------ Material provided ------

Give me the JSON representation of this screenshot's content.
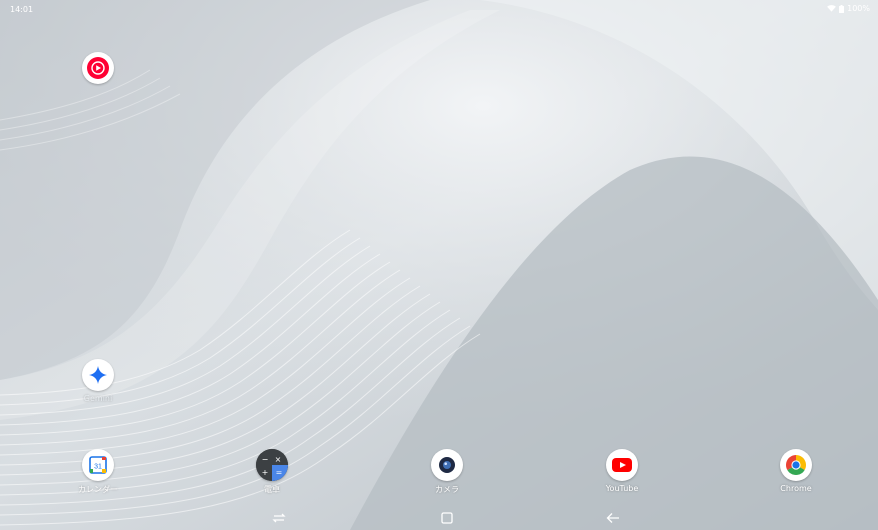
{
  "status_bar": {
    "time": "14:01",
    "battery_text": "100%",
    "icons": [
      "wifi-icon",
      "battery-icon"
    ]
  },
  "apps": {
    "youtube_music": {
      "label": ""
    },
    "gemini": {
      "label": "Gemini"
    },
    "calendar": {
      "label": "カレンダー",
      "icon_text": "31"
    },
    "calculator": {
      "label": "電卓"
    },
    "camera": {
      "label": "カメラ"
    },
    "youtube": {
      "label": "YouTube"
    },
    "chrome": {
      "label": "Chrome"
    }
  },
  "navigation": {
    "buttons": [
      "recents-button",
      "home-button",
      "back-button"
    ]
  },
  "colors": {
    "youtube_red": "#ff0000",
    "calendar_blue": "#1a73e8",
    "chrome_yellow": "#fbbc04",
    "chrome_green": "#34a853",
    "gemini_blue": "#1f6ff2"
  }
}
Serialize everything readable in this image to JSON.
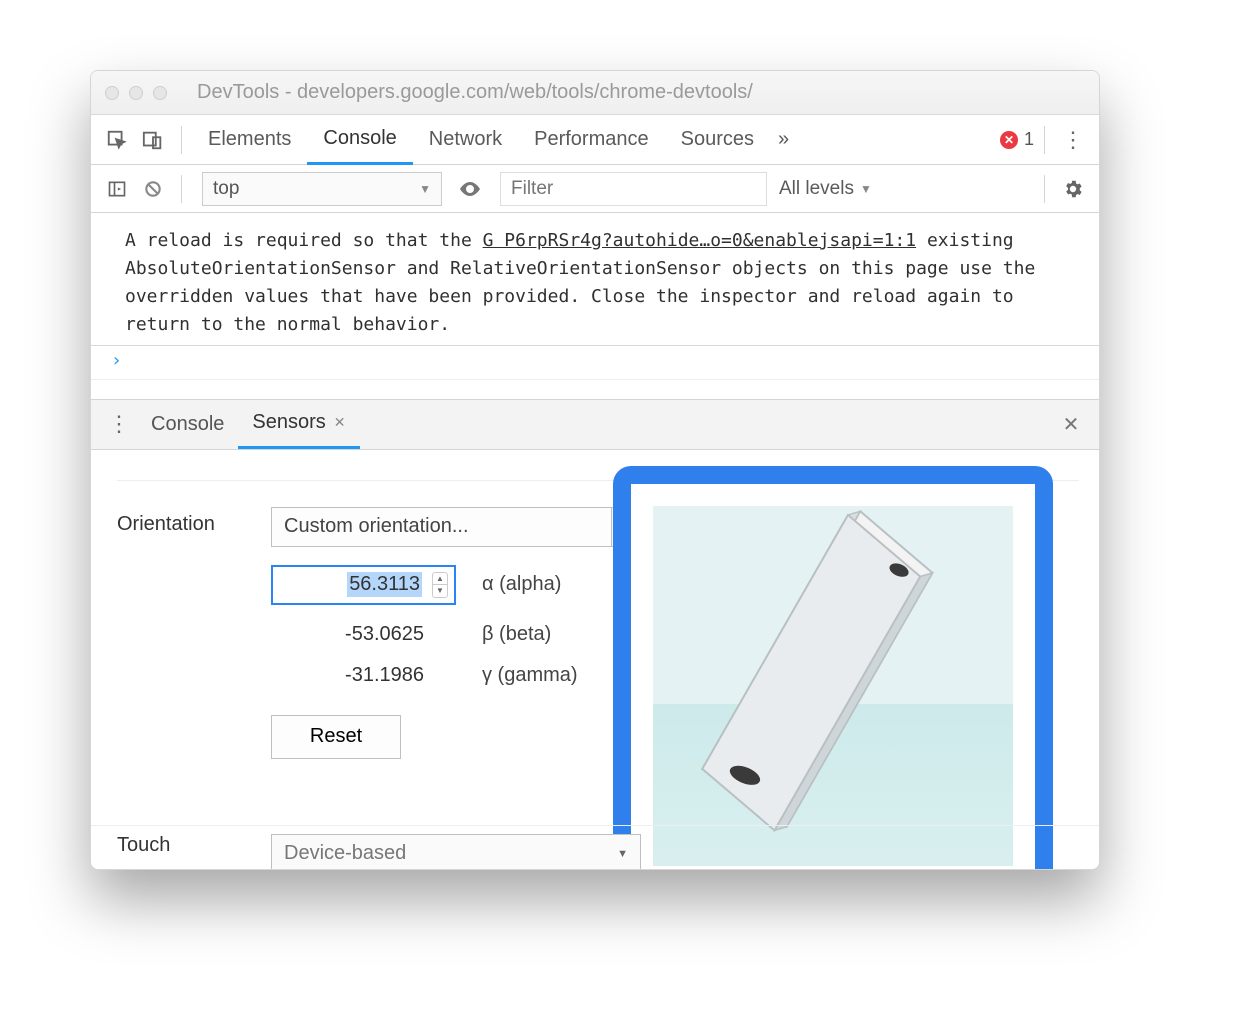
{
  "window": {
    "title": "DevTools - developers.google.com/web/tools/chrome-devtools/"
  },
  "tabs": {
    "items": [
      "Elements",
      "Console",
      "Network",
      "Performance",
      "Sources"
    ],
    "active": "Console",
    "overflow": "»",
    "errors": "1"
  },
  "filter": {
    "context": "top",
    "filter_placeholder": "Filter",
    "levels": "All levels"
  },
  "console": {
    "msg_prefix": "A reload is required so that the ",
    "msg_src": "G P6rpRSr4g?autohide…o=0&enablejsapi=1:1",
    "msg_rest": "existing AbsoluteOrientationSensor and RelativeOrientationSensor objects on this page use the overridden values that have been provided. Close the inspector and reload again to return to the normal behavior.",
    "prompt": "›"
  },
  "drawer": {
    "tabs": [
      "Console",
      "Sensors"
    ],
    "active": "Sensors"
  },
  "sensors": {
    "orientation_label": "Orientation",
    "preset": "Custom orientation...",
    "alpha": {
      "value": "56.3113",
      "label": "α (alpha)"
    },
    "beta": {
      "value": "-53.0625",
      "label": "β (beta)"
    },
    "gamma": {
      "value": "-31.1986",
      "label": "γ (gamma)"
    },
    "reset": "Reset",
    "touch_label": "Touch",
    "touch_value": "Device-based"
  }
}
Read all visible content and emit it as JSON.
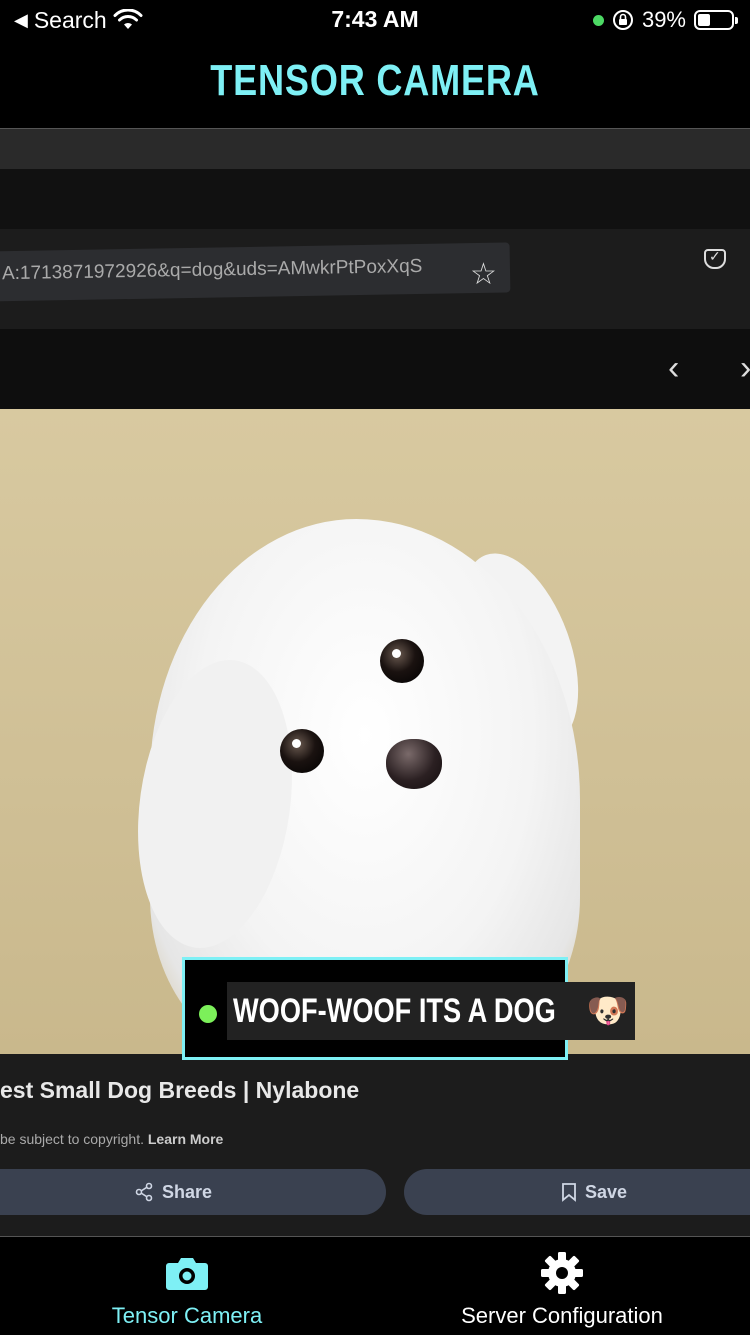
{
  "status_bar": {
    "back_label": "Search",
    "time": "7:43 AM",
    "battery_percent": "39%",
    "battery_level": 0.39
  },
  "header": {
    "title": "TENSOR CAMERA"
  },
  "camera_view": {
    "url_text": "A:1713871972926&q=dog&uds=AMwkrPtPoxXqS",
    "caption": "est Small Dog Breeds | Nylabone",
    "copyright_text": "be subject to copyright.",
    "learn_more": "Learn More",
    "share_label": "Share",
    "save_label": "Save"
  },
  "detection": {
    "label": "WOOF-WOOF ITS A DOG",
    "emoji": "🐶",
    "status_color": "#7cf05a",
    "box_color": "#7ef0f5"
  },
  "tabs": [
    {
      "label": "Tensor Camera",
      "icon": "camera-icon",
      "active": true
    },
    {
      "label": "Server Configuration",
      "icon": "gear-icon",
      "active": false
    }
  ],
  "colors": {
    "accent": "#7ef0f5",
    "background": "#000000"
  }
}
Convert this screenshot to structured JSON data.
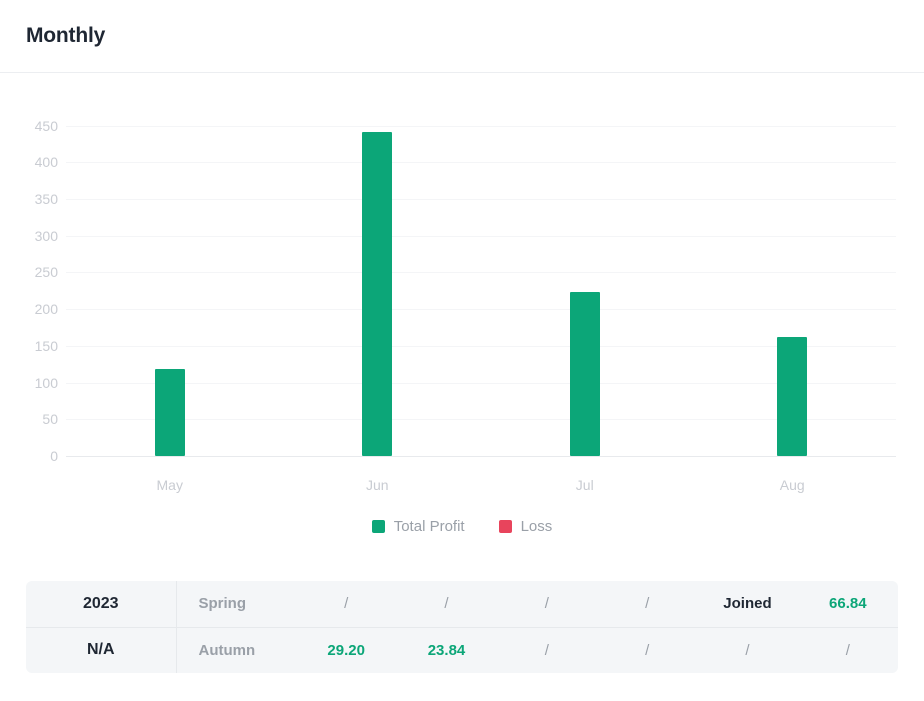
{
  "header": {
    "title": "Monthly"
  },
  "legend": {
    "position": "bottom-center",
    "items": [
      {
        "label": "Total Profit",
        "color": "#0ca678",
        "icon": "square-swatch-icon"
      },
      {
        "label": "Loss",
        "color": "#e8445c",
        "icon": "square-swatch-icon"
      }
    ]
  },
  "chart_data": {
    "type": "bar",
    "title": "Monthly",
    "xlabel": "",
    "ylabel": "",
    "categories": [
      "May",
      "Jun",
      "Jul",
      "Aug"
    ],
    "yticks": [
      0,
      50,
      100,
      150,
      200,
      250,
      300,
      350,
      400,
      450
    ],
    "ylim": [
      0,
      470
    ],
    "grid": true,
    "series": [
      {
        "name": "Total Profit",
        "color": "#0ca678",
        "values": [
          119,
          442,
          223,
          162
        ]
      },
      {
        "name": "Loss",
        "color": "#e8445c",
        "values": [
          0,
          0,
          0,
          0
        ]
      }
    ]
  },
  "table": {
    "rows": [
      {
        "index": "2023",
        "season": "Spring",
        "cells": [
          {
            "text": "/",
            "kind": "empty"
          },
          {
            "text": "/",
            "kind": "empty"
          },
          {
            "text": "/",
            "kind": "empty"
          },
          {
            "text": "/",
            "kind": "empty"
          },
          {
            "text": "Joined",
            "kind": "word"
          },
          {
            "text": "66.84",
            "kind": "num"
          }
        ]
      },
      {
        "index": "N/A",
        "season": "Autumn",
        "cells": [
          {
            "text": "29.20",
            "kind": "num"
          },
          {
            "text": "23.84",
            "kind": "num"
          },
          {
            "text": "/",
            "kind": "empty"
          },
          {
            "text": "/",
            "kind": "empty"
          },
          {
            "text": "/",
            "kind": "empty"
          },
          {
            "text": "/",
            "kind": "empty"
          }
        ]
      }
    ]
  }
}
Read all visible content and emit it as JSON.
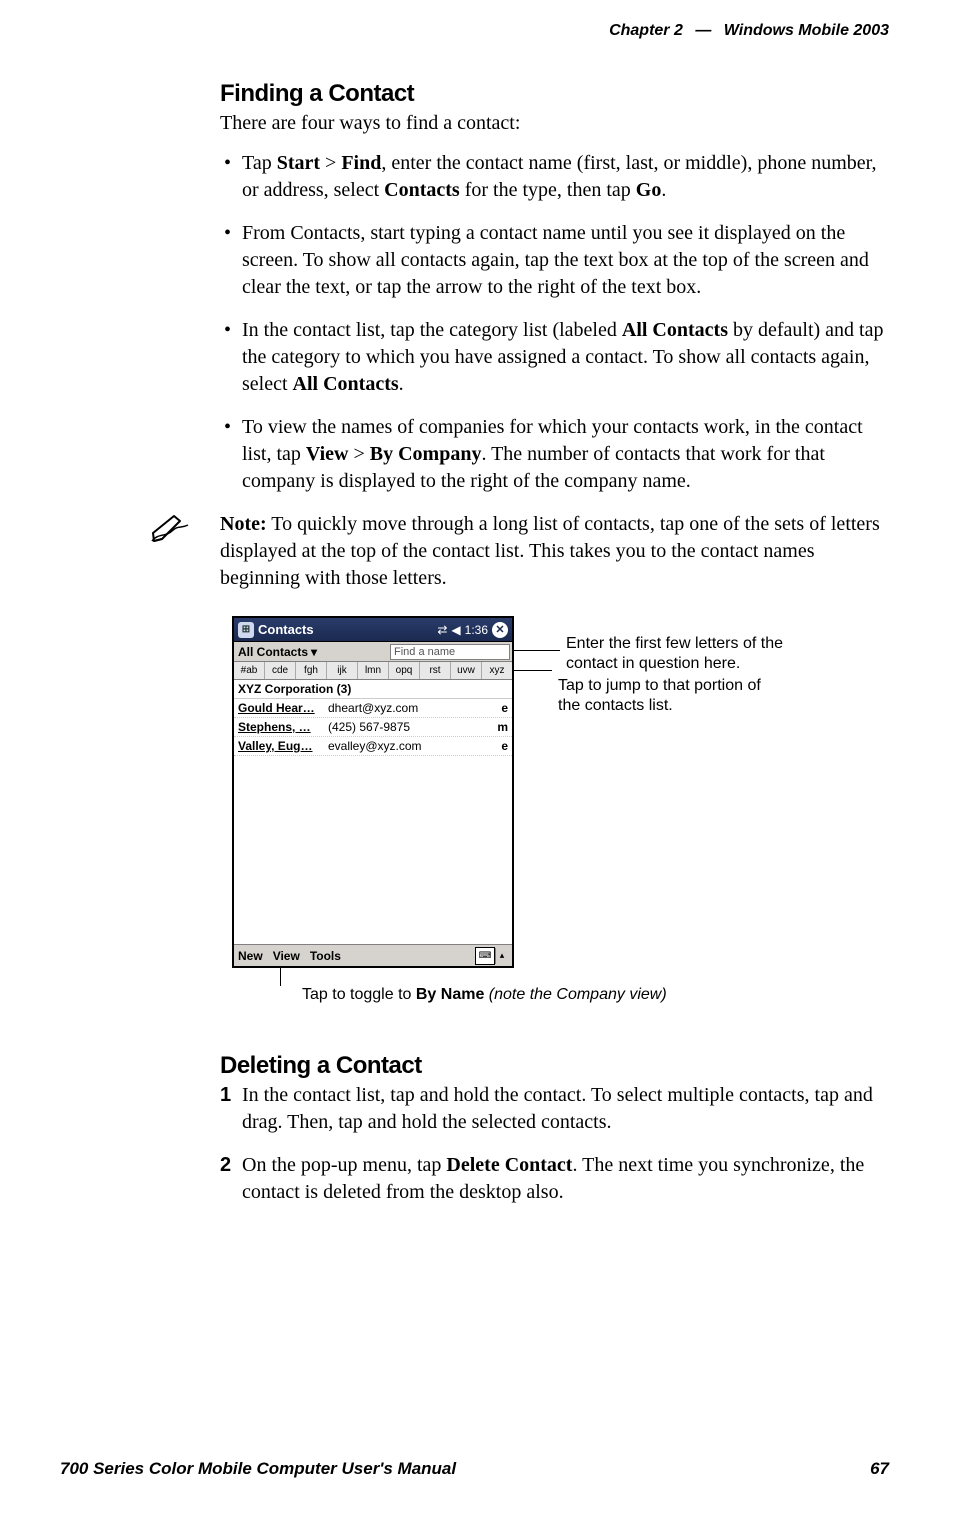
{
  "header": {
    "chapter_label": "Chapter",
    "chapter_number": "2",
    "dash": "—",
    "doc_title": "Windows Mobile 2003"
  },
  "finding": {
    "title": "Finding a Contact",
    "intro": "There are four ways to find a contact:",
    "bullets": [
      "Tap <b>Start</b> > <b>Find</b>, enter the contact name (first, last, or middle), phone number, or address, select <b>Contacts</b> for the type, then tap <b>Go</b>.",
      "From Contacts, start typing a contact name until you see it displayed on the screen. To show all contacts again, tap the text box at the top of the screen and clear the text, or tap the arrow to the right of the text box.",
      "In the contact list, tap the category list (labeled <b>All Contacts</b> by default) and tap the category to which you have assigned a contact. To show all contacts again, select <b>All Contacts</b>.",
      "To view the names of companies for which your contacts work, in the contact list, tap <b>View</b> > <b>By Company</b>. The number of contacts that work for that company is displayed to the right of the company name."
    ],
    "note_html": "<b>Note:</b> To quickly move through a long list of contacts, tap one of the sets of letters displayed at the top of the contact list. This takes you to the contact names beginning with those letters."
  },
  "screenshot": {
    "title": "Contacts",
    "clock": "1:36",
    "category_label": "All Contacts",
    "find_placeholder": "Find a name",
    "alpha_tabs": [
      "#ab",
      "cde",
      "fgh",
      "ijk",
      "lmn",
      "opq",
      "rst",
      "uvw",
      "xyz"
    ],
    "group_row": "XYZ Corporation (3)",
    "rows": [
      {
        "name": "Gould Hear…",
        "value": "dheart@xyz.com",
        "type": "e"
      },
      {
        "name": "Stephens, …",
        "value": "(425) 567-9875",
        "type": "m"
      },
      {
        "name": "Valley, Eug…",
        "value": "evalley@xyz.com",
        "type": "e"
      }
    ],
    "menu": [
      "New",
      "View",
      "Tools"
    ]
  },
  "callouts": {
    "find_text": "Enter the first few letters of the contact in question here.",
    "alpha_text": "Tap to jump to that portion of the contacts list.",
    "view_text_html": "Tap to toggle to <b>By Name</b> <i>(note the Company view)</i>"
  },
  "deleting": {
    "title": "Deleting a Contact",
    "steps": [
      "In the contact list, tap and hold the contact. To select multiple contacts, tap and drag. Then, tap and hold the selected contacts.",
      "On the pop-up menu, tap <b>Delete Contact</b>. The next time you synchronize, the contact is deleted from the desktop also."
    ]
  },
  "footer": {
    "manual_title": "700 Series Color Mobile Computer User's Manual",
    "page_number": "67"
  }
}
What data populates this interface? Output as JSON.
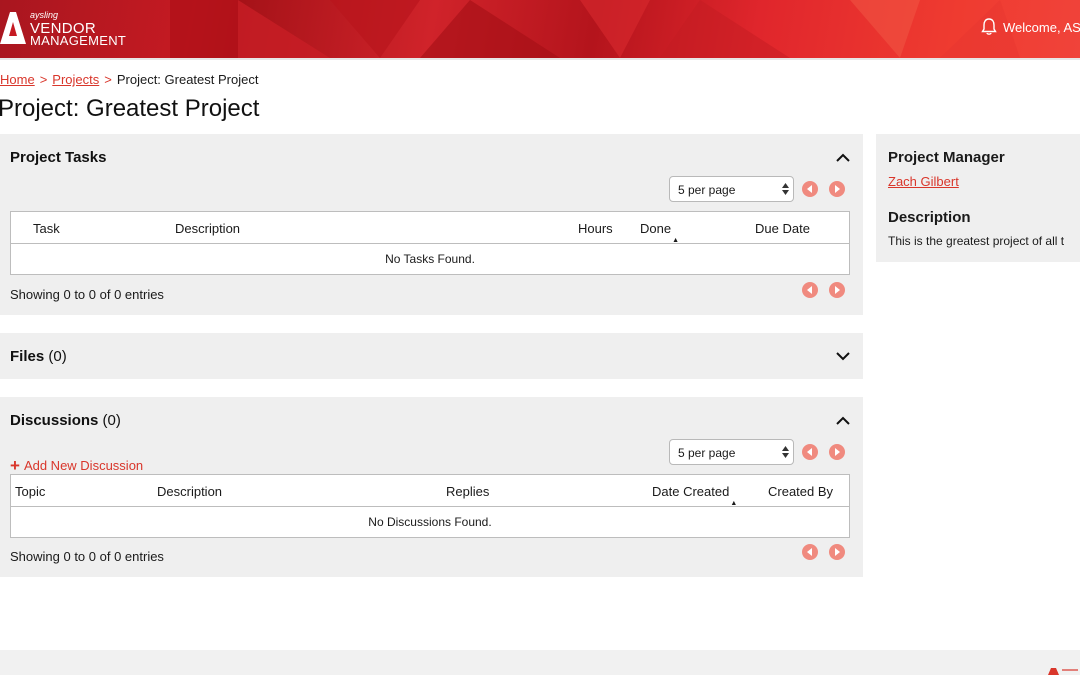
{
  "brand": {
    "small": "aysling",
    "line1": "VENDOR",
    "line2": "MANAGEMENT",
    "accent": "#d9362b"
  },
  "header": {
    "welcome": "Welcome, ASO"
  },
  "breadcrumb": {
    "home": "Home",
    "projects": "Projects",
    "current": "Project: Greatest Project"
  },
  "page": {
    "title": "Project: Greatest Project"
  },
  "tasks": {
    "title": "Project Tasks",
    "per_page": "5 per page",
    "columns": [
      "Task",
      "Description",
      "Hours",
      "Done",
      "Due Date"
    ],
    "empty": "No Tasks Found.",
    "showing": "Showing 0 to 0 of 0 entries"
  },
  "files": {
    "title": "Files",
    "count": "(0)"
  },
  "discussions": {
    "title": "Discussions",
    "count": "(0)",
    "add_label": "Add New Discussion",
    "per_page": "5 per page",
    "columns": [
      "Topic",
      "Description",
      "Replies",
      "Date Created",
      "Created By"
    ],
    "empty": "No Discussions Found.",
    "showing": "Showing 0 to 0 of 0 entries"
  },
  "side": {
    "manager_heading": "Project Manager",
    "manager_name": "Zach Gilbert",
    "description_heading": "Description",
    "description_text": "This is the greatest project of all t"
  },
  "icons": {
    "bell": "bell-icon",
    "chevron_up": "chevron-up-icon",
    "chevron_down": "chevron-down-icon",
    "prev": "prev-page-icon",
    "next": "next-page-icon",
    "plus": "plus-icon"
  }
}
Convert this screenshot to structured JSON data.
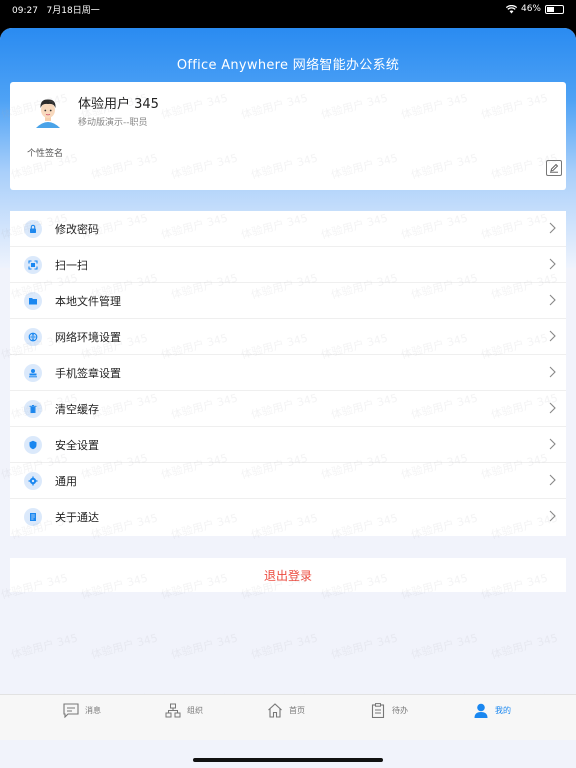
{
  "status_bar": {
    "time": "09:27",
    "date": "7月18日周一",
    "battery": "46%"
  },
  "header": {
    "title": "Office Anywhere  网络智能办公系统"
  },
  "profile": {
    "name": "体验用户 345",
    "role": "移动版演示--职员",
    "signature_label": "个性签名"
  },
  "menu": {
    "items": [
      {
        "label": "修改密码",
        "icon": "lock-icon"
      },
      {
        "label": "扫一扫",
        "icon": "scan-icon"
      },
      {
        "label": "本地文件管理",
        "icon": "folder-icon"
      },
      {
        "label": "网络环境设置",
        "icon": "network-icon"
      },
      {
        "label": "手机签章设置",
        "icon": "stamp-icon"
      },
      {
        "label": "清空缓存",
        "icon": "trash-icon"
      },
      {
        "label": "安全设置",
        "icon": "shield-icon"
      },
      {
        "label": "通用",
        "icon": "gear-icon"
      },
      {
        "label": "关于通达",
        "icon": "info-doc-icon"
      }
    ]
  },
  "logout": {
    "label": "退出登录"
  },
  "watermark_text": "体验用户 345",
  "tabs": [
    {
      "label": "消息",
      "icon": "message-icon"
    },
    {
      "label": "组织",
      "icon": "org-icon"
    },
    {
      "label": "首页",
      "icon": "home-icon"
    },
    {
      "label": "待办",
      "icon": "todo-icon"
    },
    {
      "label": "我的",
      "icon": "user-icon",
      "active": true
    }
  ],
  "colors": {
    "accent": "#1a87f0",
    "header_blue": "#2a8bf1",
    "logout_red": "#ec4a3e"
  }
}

------

Given request: How many lines in the listing above contain "screenshot"? Answer with the number alone.

The completed task: 4